**GIVEN TASK**: Scan the records for the string "Mean"; copy each line where it occurs.

**EXTRACTED INFORMATION**:
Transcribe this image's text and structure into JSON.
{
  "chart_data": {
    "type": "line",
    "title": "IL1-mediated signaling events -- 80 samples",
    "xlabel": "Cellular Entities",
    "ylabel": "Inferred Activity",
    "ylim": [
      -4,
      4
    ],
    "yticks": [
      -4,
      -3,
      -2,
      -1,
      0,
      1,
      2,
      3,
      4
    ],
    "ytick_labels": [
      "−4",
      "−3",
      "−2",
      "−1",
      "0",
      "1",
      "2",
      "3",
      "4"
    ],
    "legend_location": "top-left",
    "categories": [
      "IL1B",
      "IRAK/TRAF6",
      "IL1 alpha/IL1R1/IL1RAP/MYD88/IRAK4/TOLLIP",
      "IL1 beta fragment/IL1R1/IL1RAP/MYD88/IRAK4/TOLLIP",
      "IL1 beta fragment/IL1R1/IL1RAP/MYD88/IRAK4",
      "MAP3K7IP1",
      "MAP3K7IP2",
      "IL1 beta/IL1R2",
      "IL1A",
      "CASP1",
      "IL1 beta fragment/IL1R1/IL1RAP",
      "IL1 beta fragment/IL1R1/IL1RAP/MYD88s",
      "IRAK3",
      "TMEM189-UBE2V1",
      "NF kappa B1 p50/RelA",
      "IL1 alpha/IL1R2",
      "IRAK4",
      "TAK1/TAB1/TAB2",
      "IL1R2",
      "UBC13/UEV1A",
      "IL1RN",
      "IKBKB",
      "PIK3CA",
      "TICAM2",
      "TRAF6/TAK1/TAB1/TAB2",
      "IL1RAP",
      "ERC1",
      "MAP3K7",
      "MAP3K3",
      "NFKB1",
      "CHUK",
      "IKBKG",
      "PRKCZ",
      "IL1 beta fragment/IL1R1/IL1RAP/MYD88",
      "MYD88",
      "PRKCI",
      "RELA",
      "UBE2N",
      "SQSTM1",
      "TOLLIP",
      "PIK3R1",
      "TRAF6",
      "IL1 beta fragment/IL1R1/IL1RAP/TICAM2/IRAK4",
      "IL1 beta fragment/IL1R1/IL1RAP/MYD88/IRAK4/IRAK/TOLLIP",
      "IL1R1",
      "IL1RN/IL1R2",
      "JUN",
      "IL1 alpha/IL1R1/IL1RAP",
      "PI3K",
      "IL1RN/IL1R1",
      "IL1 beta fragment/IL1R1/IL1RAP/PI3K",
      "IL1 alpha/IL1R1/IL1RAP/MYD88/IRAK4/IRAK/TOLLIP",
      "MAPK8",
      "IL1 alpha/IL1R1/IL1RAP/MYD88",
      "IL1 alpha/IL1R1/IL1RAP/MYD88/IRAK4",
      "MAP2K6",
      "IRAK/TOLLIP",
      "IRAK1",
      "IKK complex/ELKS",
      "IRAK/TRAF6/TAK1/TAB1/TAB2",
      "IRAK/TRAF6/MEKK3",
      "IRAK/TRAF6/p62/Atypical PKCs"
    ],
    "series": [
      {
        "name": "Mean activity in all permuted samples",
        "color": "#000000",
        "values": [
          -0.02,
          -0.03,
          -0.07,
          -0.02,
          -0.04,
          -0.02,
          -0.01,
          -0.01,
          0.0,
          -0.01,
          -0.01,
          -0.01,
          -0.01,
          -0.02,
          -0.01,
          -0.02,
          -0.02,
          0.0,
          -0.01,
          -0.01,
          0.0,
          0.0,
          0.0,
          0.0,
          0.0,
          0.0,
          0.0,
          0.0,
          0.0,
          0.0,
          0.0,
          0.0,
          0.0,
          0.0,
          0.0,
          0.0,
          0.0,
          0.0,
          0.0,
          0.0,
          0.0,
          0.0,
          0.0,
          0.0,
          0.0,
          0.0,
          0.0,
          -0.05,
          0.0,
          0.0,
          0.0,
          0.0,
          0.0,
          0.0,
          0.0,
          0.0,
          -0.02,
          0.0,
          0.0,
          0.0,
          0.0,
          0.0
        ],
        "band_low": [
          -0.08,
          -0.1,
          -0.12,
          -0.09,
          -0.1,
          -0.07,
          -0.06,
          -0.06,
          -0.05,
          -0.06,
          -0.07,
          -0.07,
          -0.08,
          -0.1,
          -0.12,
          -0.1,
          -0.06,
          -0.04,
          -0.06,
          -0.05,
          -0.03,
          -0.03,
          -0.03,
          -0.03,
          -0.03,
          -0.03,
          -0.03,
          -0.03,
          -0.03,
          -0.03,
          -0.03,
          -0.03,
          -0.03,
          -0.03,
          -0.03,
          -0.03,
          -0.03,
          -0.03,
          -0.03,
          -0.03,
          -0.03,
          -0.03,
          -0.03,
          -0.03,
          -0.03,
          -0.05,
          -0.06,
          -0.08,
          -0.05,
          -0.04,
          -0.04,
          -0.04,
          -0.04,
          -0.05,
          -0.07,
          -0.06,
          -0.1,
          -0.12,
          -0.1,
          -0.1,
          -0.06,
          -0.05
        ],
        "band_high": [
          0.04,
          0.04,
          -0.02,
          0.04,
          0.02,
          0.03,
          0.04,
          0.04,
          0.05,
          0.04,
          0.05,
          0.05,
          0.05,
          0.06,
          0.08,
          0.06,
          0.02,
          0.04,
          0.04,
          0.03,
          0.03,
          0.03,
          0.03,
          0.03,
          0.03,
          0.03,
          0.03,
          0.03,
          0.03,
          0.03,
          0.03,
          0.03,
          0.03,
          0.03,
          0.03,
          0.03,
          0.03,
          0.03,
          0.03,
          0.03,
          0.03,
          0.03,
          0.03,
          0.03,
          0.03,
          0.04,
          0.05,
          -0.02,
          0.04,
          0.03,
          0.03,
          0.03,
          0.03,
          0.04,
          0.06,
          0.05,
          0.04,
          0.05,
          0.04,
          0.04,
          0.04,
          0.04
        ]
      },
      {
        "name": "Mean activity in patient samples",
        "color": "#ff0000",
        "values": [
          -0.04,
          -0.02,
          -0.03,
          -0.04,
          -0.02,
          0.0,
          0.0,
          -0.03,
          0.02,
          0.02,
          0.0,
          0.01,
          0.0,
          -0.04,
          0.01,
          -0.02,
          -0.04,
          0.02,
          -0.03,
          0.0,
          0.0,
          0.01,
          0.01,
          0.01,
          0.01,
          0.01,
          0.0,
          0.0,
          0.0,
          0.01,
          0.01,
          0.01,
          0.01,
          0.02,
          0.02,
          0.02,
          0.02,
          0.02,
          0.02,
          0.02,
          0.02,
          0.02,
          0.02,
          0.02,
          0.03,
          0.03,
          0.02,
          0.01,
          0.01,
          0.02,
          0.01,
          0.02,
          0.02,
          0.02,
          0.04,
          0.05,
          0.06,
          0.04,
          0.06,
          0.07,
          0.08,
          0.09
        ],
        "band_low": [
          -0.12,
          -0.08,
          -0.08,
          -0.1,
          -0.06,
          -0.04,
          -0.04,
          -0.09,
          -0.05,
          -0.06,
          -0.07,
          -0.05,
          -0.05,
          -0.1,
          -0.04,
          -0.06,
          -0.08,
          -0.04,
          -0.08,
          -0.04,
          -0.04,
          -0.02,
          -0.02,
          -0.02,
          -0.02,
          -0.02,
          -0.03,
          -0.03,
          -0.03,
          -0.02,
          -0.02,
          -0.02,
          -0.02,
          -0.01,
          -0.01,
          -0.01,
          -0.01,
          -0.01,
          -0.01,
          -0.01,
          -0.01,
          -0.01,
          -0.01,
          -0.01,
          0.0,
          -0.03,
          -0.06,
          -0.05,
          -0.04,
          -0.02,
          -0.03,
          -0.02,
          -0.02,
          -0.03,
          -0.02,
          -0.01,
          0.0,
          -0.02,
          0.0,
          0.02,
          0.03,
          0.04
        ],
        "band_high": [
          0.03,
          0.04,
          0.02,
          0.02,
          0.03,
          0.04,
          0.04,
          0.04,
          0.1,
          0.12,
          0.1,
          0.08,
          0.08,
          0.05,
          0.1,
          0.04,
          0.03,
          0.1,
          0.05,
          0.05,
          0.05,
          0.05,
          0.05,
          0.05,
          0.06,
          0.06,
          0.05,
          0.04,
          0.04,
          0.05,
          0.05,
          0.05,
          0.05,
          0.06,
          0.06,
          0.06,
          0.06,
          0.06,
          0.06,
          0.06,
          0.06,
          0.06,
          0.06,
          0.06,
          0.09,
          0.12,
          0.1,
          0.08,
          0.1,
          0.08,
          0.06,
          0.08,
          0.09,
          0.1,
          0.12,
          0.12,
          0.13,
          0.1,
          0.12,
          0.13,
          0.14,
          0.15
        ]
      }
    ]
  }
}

**RESPONSE**:
        "name": "Mean activity in all permuted samples",
        "name": "Mean activity in patient samples",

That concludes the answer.